• **Quoted text**:
* * * * *

On January 1, the garbage cops started patrolling Seattle for banana peels and pizza boxes along with cans, bottles and grass clippings. That was the day Seattle Public Utilities added food waste to the list of recyclable and compostable items not allowed in landfill-bound garbage. On July 1 they’ll start writing tickets for offenders.

The fine will be minimal: $1 whenever food, yard and recyclable waste make up more than 10 percent of your garbage. But it still pricks libertarian reflexes. As Abraham Lincoln said in his Temperance Address 173 years ago, “When the conduct of men is designed to be influenced, persuasion, kind, unassuming persuasion, should ever be adopted. It is an old and a true maxim, that a 'drop of honey catches more flies than a gallon of gall.'”

Why can’t the nanny state persuade rather than force us to do the right thing? Surely we’ll be better urban environmentalists if we’re given the chance to make the choice ourselves?

Not according to recent research into a phenomenon that psychologists call “moral licensing,” which you might also call “compensatory vice.” It suggests something counterintuitive about public policymaking: To avoid behavioral blowback, compulsion may be a better way to induce good behavior than persuasion. That’s because, according to the researchers, when we feel good about doing the right thing, we use it as an excuse to do the wrong thing.

I got a glimpse of this phenomenon a few years ago when I wrote about two opposite types of drivers, hyper-milers and super-commuters. Hyper-milers are obsessive gas misers who make it their mission, hobby and, sometimes, sport to squeeze the last yard out of each drop of fuel.

Super-commuters drive insanely long distances to work. The superest I could find was a hair stylist who’d racked up hundreds of thousands of miles driving from the far side of Spokane to the far side of Seattle each week to cut hair at a favorite salon. When I asked gently if she ever thought about the effects of all that driving, she replied, “I drive a Kia Rio, so I’m doing my bit.”

* * * * *

• **Records shown**:
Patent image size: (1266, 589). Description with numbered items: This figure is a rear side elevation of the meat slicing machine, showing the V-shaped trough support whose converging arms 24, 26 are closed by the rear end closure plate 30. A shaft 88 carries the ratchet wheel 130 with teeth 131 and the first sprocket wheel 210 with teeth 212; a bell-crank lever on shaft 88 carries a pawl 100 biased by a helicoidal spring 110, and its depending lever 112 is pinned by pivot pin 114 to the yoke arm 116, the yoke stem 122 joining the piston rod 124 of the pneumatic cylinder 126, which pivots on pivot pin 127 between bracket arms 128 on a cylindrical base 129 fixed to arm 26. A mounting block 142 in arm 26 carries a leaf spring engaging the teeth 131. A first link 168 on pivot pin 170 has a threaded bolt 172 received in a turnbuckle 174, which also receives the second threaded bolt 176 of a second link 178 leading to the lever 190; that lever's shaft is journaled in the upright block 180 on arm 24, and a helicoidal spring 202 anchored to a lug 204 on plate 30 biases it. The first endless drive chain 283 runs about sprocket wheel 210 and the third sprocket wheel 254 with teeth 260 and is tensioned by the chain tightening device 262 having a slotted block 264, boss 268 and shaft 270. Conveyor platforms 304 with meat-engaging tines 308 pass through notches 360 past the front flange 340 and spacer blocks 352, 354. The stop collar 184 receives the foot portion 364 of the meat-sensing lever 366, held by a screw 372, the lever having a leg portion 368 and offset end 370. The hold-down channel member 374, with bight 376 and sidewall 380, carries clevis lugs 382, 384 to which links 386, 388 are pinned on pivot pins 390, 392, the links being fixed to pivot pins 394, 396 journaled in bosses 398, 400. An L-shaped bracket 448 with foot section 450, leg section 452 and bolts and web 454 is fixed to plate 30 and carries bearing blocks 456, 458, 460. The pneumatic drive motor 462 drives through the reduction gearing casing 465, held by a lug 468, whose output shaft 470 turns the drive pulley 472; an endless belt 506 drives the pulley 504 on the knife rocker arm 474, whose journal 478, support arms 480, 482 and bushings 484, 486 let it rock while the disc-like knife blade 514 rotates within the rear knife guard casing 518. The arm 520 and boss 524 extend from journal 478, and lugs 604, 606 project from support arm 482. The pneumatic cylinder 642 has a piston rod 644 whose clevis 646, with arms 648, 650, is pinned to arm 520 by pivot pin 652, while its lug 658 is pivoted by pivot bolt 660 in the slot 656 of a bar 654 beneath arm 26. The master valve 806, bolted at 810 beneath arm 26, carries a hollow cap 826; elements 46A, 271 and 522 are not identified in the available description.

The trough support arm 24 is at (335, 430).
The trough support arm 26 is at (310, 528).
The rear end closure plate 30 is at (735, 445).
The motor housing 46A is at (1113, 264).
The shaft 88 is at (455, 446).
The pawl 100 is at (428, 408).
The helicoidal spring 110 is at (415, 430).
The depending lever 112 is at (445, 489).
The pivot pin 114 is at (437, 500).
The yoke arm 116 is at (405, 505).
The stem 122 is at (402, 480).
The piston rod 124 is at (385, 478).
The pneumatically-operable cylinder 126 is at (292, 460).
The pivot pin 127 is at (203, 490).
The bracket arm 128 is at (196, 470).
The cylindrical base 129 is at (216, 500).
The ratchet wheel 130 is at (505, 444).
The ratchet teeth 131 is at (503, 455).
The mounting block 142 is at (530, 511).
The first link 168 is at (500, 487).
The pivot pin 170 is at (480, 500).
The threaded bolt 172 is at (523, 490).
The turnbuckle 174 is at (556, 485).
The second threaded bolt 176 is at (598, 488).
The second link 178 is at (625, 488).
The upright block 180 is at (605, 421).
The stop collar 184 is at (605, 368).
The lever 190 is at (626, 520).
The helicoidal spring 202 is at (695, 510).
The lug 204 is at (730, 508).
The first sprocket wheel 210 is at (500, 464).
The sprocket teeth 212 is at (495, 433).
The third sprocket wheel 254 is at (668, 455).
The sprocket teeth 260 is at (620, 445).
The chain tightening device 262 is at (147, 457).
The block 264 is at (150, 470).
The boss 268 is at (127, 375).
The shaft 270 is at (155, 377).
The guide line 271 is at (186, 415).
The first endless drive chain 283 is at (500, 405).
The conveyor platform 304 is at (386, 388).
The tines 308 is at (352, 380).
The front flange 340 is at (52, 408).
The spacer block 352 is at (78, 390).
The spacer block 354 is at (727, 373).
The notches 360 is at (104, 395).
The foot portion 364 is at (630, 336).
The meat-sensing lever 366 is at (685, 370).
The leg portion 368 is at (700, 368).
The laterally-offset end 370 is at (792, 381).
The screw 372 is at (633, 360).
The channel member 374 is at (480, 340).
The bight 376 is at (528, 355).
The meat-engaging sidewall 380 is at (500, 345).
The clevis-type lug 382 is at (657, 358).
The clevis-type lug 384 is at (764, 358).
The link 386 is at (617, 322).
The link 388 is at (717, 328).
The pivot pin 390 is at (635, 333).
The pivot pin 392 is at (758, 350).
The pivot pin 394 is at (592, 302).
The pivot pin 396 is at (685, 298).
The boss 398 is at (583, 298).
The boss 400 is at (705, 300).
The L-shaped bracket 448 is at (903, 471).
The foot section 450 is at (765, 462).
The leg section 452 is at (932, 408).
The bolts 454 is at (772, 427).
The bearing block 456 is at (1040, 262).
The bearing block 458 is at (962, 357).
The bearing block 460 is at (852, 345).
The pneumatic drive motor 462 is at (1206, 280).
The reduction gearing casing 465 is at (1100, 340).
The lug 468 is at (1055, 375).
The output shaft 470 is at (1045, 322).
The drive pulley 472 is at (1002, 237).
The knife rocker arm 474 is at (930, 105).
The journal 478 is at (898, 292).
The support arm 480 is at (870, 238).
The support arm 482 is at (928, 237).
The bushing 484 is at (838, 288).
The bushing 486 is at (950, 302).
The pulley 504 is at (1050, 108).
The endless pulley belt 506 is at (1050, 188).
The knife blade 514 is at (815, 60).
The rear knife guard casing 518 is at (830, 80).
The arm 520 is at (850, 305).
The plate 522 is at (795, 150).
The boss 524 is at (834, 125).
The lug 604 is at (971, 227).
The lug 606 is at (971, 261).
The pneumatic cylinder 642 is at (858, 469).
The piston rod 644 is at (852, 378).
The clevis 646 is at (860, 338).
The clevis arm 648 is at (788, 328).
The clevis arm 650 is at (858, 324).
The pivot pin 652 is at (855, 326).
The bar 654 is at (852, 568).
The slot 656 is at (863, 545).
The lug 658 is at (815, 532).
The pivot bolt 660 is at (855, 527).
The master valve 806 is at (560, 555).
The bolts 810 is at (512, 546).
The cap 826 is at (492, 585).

* * * * *

• **Exercise requirements**:
a) Which items does the Seattle food-waste passage say the garbage cops began patrolling for on January 1?
b) Pick up the Seattle food-waste passage after its final sentence and keep writing it.

• **Written answers**:
a) Banana peels, pizza boxes, cans, bottles, and grass clippings.

b)
I thought of that well-meaning mega-miler when I read a recent article in the Economist on “ethics and the environment.” It recounted a Harvard Business School working paper and other studies showing that people are more likely to do something wasteful or self-indulgent after they do something deemed green and virtuous first. The Harvard paper, “BYOB: How Bringing your Own Shopping bags Leads to Treating Yourself, and the Environment,” which used store scanner data to correlate shopping-bag and grocery choices. Shoppers who bring their own bags do buy more than the usual share of products considered environmentally friendly. But they also buy more candy, ice cream, and potato chips than those who don’t.

In another Massachusetts study, households who received water-saving tips and weekly estimates of their water usage cut that usage by 6 percent. But their electricity consumption went up nearly 6 percent. Just so, the hyper-commuting hairdresser felt free to drive more miles — many more miles — because she drove a relative gas-sipper, even if the net effect was to make her a gas guzzler. I suspect we all make similar rationalizations. Be extra nice to your spouse and you’re entitled to have a fling. Nothing wrong with driving a gas-guzzling SUV the size of a small battleship if it’s the less gas-guzzling hybrid version. I know a dieter who felt entitled to pour heavy cream in his coffee because he used saccharine (this was back in the day) rather than sugar.

The Economist found that the converse seems to hold: If we’re compelled to do something virtuous rather than choosing to, we don’t compensate by indulging ourselves in some way. In another study, subjects were told to imagine themselves doing community service and then asked to choose a reward for their good work: a new pair of jeans (supposedly “self-indulgent”) or a vacuum cleaner (“practical”). If they were told they were doing community service to work off traffic violations, they were much more likely to choose the virtuous vacuum cleaner than if they were told they were simply volunteering.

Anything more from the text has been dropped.